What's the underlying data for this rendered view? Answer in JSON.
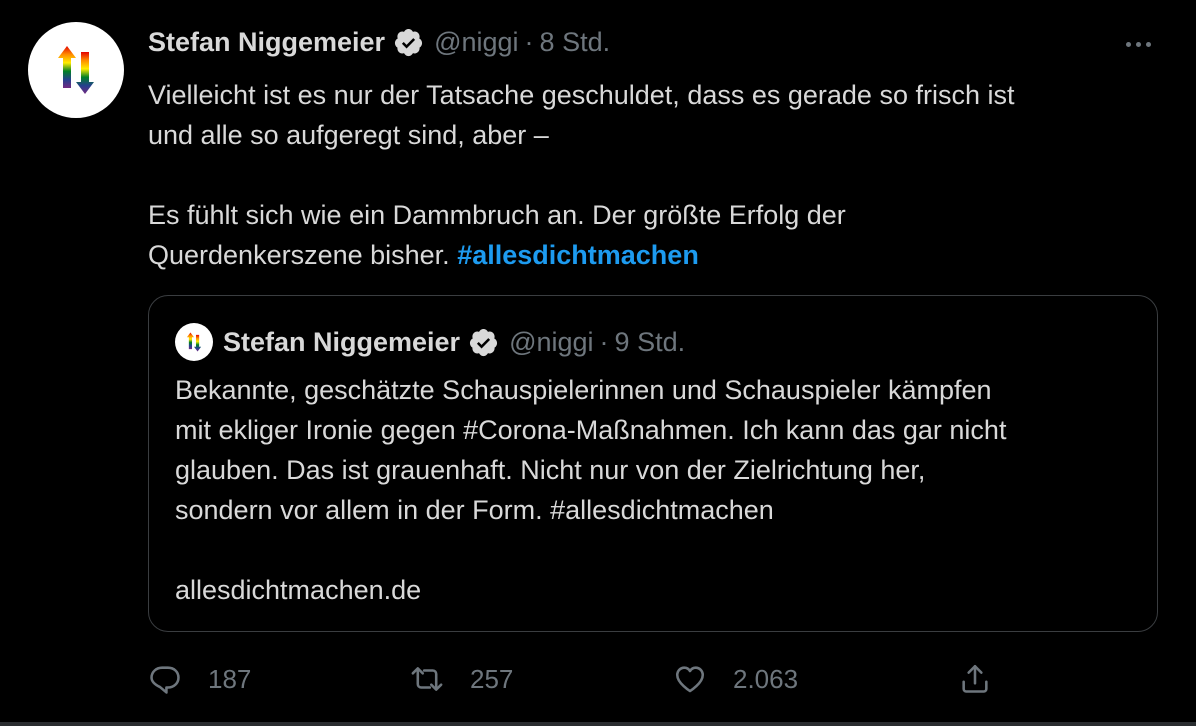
{
  "colors": {
    "background": "#000000",
    "text": "#d9d9d9",
    "secondary": "#6e767d",
    "link": "#1d9bf0",
    "border": "#3a3d40"
  },
  "tweet": {
    "author_name": "Stefan Niggemeier",
    "handle": "@niggi",
    "separator": "·",
    "time": "8 Std.",
    "text_line_1": "Vielleicht ist es nur der Tatsache geschuldet, dass es gerade so frisch ist",
    "text_line_2": "und alle so aufgeregt sind, aber –",
    "text_line_3": "Es fühlt sich wie ein Dammbruch an. Der größte Erfolg der",
    "text_line_4": "Querdenkerszene bisher.",
    "hashtag": "#allesdichtmachen"
  },
  "quoted_tweet": {
    "author_name": "Stefan Niggemeier",
    "handle": "@niggi",
    "separator": "·",
    "time": "9 Std.",
    "line_1": "Bekannte, geschätzte Schauspielerinnen und Schauspieler kämpfen",
    "line_2": "mit ekliger Ironie gegen #Corona-Maßnahmen. Ich kann das gar nicht",
    "line_3": "glauben. Das ist grauenhaft. Nicht nur von der Zielrichtung her,",
    "line_4": "sondern vor allem in der Form. #allesdichtmachen",
    "link": "allesdichtmachen.de"
  },
  "actions": {
    "reply": {
      "icon": "reply-icon",
      "count": "187"
    },
    "retweet": {
      "icon": "retweet-icon",
      "count": "257"
    },
    "like": {
      "icon": "heart-icon",
      "count": "2.063"
    },
    "share": {
      "icon": "share-icon"
    }
  },
  "icons": {
    "more": "more-options-icon",
    "verified": "verified-badge-icon"
  }
}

▸ **THE EXERCISE**: Return the listing above unchanged, apart from dropping its pictures.

▸ **RESPONSE TO THE TASK**:
What's the underlying data for this rendered view? Answer in JSON.
{
  "colors": {
    "background": "#000000",
    "text": "#d9d9d9",
    "secondary": "#6e767d",
    "link": "#1d9bf0",
    "border": "#3a3d40"
  },
  "tweet": {
    "author_name": "Stefan Niggemeier",
    "handle": "@niggi",
    "separator": "·",
    "time": "8 Std.",
    "text_line_1": "Vielleicht ist es nur der Tatsache geschuldet, dass es gerade so frisch ist",
    "text_line_2": "und alle so aufgeregt sind, aber –",
    "text_line_3": "Es fühlt sich wie ein Dammbruch an. Der größte Erfolg der",
    "text_line_4": "Querdenkerszene bisher.",
    "hashtag": "#allesdichtmachen"
  },
  "quoted_tweet": {
    "author_name": "Stefan Niggemeier",
    "handle": "@niggi",
    "separator": "·",
    "time": "9 Std.",
    "line_1": "Bekannte, geschätzte Schauspielerinnen und Schauspieler kämpfen",
    "line_2": "mit ekliger Ironie gegen #Corona-Maßnahmen. Ich kann das gar nicht",
    "line_3": "glauben. Das ist grauenhaft. Nicht nur von der Zielrichtung her,",
    "line_4": "sondern vor allem in der Form. #allesdichtmachen",
    "link": "allesdichtmachen.de"
  },
  "actions": {
    "reply": {
      "icon": "reply-icon",
      "count": "187"
    },
    "retweet": {
      "icon": "retweet-icon",
      "count": "257"
    },
    "like": {
      "icon": "heart-icon",
      "count": "2.063"
    },
    "share": {
      "icon": "share-icon"
    }
  },
  "icons": {
    "more": "more-options-icon",
    "verified": "verified-badge-icon"
  }
}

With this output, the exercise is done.